→ **Items from a data source**:
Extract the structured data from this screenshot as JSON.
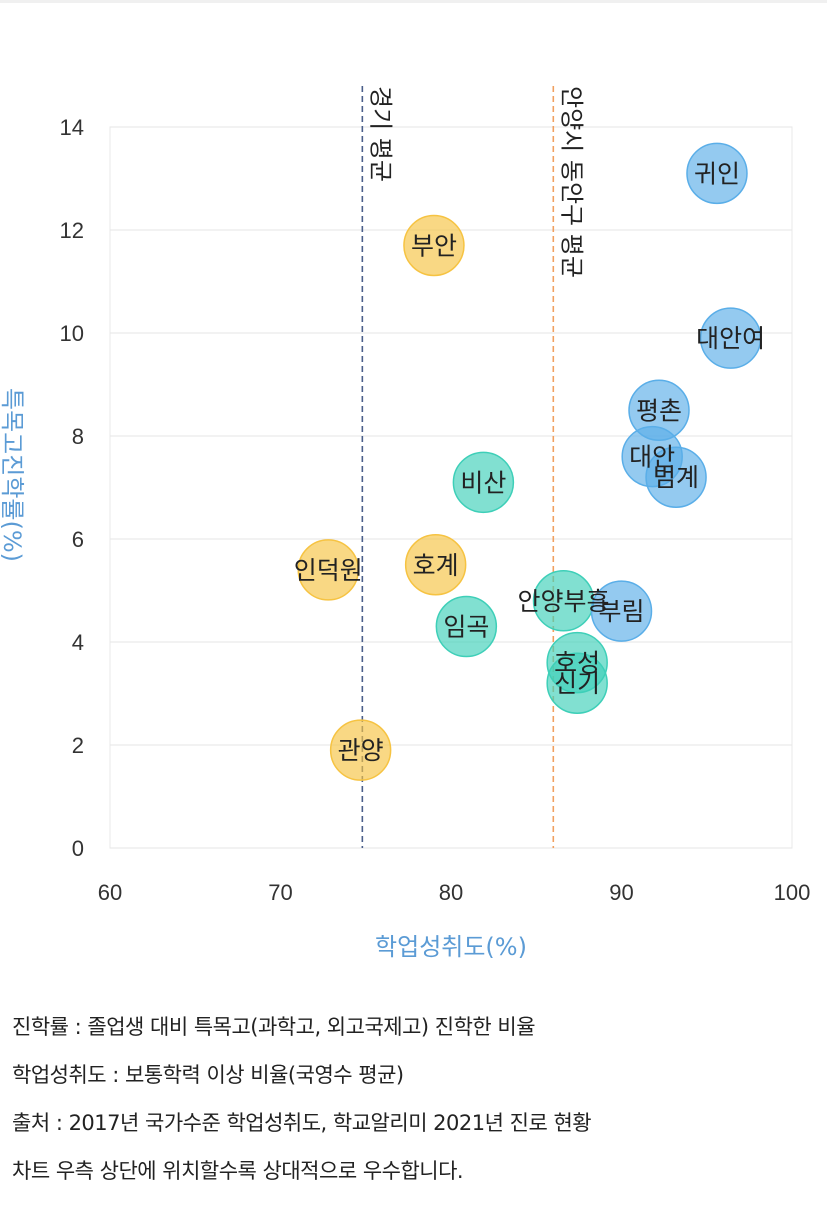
{
  "chart_data": {
    "type": "scatter",
    "xlabel": "학업성취도(%)",
    "ylabel": "특목고진학률(%)",
    "xlim": [
      60,
      100
    ],
    "ylim": [
      0,
      14
    ],
    "xticks": [
      60,
      70,
      80,
      90,
      100
    ],
    "yticks": [
      0,
      2,
      4,
      6,
      8,
      10,
      12,
      14
    ],
    "grid": true,
    "reference_lines": [
      {
        "label": "경기 평균",
        "x": 74.8,
        "color": "#4a5f8a"
      },
      {
        "label": "안양시 동안구 평균",
        "x": 86,
        "color": "#f0a060"
      }
    ],
    "series": [
      {
        "color": "#f6c342",
        "points": [
          {
            "label": "부안",
            "x": 79,
            "y": 11.7
          },
          {
            "label": "인덕원",
            "x": 72.8,
            "y": 5.4
          },
          {
            "label": "호계",
            "x": 79.1,
            "y": 5.5
          },
          {
            "label": "관양",
            "x": 74.7,
            "y": 1.9
          }
        ]
      },
      {
        "color": "#3ecfb8",
        "points": [
          {
            "label": "비산",
            "x": 81.9,
            "y": 7.1
          },
          {
            "label": "임곡",
            "x": 80.9,
            "y": 4.3
          },
          {
            "label": "안양부흥",
            "x": 86.6,
            "y": 4.8
          },
          {
            "label": "호성",
            "x": 87.4,
            "y": 3.6
          },
          {
            "label": "신기",
            "x": 87.4,
            "y": 3.2
          }
        ]
      },
      {
        "color": "#5aaee8",
        "points": [
          {
            "label": "귀인",
            "x": 95.6,
            "y": 13.1
          },
          {
            "label": "대안여",
            "x": 96.4,
            "y": 9.9
          },
          {
            "label": "평촌",
            "x": 92.2,
            "y": 8.5
          },
          {
            "label": "대안",
            "x": 91.8,
            "y": 7.6
          },
          {
            "label": "범계",
            "x": 93.2,
            "y": 7.2
          },
          {
            "label": "부림",
            "x": 90,
            "y": 4.6
          }
        ]
      }
    ]
  },
  "notes": [
    "진학률 : 졸업생 대비 특목고(과학고, 외고국제고) 진학한 비율",
    "학업성취도 : 보통학력 이상 비율(국영수 평균)",
    "출처 : 2017년 국가수준 학업성취도, 학교알리미 2021년 진로 현황",
    "차트 우측 상단에 위치할수록 상대적으로 우수합니다."
  ]
}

→ **What is required**: Every line should be retyped exactly, with the pictures omitted.

→ **Solution to this task**:
Extract the structured data from this screenshot as JSON.
{
  "chart_data": {
    "type": "scatter",
    "xlabel": "학업성취도(%)",
    "ylabel": "특목고진학률(%)",
    "xlim": [
      60,
      100
    ],
    "ylim": [
      0,
      14
    ],
    "xticks": [
      60,
      70,
      80,
      90,
      100
    ],
    "yticks": [
      0,
      2,
      4,
      6,
      8,
      10,
      12,
      14
    ],
    "grid": true,
    "reference_lines": [
      {
        "label": "경기 평균",
        "x": 74.8,
        "color": "#4a5f8a"
      },
      {
        "label": "안양시 동안구 평균",
        "x": 86,
        "color": "#f0a060"
      }
    ],
    "series": [
      {
        "color": "#f6c342",
        "points": [
          {
            "label": "부안",
            "x": 79,
            "y": 11.7
          },
          {
            "label": "인덕원",
            "x": 72.8,
            "y": 5.4
          },
          {
            "label": "호계",
            "x": 79.1,
            "y": 5.5
          },
          {
            "label": "관양",
            "x": 74.7,
            "y": 1.9
          }
        ]
      },
      {
        "color": "#3ecfb8",
        "points": [
          {
            "label": "비산",
            "x": 81.9,
            "y": 7.1
          },
          {
            "label": "임곡",
            "x": 80.9,
            "y": 4.3
          },
          {
            "label": "안양부흥",
            "x": 86.6,
            "y": 4.8
          },
          {
            "label": "호성",
            "x": 87.4,
            "y": 3.6
          },
          {
            "label": "신기",
            "x": 87.4,
            "y": 3.2
          }
        ]
      },
      {
        "color": "#5aaee8",
        "points": [
          {
            "label": "귀인",
            "x": 95.6,
            "y": 13.1
          },
          {
            "label": "대안여",
            "x": 96.4,
            "y": 9.9
          },
          {
            "label": "평촌",
            "x": 92.2,
            "y": 8.5
          },
          {
            "label": "대안",
            "x": 91.8,
            "y": 7.6
          },
          {
            "label": "범계",
            "x": 93.2,
            "y": 7.2
          },
          {
            "label": "부림",
            "x": 90,
            "y": 4.6
          }
        ]
      }
    ]
  },
  "notes": [
    "진학률 : 졸업생 대비 특목고(과학고, 외고국제고) 진학한 비율",
    "학업성취도 : 보통학력 이상 비율(국영수 평균)",
    "출처 : 2017년 국가수준 학업성취도, 학교알리미 2021년 진로 현황",
    "차트 우측 상단에 위치할수록 상대적으로 우수합니다."
  ]
}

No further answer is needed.